━━━ Given data

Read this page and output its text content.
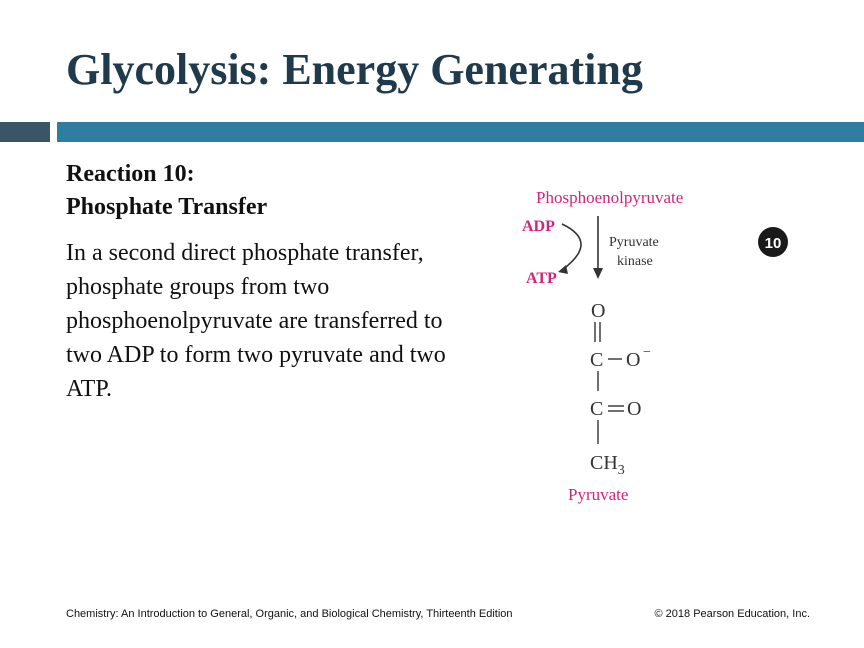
Glycolysis: Energy Generating
Reaction 10:
Phosphate Transfer
In a second direct phosphate transfer, phosphate groups from two phosphoenolpyruvate are transferred to two ADP to form two pyruvate and two ATP.
Phosphoenolpyruvate
ADP
ATP
Pyruvate
kinase
10
O
C O −
C O
$CH_3$
Pyruvate
Chemistry: An Introduction to General, Organic, and Biological Chemistry, Thirteenth Edition	© 2018 Pearson Education, Inc.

━━━━━━

* Written instruction:
Pictures are excluded; repeat every record exactly.

* Right answer:
Read this page and output its text content.
Glycolysis: Energy Generating
Reaction 10:
Phosphate Transfer
In a second direct phosphate transfer, phosphate groups from two phosphoenolpyruvate are transferred to two ADP to form two pyruvate and two ATP.
Phosphoenolpyruvate
ADP
ATP
Pyruvate
kinase
10
O
C O −
C O
$CH_3$
Pyruvate
Chemistry: An Introduction to General, Organic, and Biological Chemistry, Thirteenth Edition	© 2018 Pearson Education, Inc.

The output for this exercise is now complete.